Work instructions: The records below are split into lines. How many of those lines contain the string "решение"? Reply with the number only.
══════════
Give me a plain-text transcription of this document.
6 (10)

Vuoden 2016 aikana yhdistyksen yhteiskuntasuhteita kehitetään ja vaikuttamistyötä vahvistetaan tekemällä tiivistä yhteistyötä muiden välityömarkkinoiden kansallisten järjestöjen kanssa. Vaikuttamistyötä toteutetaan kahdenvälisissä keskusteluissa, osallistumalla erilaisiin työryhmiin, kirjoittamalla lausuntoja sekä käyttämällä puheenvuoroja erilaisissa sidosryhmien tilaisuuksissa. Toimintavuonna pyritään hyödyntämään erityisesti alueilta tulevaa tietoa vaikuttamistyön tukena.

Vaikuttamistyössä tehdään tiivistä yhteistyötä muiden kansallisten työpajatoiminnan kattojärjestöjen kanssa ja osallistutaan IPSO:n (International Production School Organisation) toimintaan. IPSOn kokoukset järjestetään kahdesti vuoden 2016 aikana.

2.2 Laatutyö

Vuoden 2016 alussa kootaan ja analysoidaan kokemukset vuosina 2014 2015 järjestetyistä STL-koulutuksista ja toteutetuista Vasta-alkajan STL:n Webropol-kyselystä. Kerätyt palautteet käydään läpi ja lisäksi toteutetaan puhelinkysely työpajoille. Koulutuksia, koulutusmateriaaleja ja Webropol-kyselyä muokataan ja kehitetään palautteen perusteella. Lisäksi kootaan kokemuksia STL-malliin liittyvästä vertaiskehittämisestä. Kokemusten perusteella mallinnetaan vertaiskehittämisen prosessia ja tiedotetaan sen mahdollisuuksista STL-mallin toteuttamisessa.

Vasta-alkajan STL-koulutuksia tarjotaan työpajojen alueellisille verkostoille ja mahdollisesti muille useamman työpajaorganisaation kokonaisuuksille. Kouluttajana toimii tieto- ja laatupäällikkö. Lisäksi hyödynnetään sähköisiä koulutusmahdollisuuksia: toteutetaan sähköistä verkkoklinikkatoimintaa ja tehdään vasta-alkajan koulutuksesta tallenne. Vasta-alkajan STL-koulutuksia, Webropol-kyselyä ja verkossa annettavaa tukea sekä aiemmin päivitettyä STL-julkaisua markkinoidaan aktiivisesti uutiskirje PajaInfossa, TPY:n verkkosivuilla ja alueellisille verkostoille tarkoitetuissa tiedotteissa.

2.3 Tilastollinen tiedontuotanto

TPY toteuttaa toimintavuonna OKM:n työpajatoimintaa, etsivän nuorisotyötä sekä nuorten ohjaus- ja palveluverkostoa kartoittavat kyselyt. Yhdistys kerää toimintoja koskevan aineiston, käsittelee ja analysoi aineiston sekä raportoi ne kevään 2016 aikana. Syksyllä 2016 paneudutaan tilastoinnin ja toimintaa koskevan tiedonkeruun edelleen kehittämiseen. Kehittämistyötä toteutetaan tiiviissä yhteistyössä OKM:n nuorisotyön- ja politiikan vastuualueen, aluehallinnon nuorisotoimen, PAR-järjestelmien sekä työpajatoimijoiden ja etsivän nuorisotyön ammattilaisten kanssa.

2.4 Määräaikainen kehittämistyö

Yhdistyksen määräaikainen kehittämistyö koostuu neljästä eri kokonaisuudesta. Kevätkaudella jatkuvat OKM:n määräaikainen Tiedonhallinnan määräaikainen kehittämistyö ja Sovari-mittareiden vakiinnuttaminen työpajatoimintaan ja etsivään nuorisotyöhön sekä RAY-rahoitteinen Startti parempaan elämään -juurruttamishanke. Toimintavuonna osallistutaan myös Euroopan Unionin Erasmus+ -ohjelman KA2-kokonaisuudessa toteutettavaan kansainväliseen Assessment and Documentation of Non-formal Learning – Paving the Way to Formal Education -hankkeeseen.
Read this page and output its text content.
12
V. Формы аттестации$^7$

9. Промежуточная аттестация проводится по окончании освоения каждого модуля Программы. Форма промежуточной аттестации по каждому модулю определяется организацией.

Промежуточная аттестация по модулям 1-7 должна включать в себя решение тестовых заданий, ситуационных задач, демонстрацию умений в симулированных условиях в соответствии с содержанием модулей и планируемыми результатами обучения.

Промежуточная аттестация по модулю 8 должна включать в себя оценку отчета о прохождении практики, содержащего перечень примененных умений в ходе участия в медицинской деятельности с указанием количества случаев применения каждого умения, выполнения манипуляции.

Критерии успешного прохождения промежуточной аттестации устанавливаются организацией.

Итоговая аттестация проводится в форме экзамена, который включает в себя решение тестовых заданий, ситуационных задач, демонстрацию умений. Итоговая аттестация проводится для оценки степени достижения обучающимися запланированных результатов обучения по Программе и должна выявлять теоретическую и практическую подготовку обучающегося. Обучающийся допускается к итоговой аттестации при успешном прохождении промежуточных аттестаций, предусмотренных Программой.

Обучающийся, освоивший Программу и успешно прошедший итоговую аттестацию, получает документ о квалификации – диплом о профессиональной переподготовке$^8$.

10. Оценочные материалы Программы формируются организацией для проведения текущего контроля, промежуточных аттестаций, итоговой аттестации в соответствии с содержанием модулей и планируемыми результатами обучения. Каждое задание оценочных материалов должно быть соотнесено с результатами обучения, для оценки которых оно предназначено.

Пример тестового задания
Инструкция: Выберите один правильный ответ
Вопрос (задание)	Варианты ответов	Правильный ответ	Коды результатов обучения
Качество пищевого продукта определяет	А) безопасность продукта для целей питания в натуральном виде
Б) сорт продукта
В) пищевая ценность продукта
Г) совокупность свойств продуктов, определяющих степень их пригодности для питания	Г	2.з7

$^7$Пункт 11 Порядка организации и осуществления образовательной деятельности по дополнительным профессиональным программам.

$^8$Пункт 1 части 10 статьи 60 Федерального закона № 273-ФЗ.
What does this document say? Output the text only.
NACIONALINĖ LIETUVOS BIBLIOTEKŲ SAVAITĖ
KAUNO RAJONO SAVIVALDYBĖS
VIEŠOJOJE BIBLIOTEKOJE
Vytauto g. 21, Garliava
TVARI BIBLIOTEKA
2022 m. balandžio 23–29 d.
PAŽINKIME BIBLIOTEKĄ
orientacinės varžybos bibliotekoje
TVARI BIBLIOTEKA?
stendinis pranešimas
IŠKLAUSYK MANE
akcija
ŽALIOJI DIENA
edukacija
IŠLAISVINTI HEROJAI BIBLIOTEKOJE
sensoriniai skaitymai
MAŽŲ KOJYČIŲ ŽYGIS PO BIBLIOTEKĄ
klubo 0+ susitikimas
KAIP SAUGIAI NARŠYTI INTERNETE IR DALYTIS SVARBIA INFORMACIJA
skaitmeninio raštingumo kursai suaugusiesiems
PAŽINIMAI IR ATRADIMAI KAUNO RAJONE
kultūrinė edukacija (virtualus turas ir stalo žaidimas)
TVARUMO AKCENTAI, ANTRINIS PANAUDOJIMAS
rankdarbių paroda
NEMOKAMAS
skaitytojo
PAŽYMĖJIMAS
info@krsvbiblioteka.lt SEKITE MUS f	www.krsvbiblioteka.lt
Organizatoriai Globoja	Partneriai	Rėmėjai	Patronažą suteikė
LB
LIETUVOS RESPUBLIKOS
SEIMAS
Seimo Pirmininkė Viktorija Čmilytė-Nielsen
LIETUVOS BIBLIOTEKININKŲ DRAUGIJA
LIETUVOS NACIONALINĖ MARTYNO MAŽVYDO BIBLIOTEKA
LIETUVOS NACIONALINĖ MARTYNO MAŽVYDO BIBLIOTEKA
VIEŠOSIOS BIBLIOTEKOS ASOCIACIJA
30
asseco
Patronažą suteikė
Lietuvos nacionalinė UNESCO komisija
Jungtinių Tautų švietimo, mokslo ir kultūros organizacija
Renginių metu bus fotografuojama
══════════
Finished task: 2